TASK TO COMPLETE: Copy out every line that contains the word "desc".
++++ ENTRIES SUPPLIED ++++
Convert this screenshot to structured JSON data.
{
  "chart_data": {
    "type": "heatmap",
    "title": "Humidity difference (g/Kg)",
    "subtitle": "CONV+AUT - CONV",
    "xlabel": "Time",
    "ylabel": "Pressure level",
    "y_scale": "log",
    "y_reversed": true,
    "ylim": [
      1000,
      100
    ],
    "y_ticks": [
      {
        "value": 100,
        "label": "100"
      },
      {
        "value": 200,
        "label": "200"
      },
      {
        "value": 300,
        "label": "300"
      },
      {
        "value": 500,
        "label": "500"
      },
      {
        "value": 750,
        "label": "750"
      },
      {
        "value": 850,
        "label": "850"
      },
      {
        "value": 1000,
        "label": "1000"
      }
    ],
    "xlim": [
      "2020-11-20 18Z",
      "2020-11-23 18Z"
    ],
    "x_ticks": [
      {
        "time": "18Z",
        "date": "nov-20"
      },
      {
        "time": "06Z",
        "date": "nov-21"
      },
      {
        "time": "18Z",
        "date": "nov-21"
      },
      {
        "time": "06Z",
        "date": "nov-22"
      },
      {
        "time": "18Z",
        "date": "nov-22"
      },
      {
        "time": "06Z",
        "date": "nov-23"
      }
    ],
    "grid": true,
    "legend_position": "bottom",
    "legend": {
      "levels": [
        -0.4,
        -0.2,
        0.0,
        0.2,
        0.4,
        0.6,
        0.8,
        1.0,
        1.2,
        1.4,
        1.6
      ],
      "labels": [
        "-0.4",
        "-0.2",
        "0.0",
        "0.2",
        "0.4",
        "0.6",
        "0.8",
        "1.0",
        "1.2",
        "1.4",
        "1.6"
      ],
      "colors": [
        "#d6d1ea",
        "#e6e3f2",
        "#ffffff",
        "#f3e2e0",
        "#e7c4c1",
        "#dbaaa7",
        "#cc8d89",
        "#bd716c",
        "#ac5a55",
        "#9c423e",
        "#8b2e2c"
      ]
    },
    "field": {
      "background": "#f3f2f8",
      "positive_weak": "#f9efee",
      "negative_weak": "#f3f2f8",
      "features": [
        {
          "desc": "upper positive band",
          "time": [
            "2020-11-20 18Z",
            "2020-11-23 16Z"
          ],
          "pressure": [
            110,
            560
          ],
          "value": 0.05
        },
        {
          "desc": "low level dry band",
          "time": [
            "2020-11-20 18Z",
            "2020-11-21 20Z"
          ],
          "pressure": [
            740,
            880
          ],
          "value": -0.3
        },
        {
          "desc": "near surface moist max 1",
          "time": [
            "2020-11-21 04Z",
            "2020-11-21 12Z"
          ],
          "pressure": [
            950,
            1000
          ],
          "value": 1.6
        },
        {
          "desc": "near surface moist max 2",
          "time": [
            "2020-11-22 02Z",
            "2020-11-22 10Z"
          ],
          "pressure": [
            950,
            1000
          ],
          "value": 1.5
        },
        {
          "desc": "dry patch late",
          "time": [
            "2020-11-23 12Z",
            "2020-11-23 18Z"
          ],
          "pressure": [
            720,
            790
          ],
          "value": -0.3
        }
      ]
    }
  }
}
++++
THE RESULT:
          "desc": "upper positive band",
          "desc": "low level dry band",
          "desc": "near surface moist max 1",
          "desc": "near surface moist max 2",
          "desc": "dry patch late",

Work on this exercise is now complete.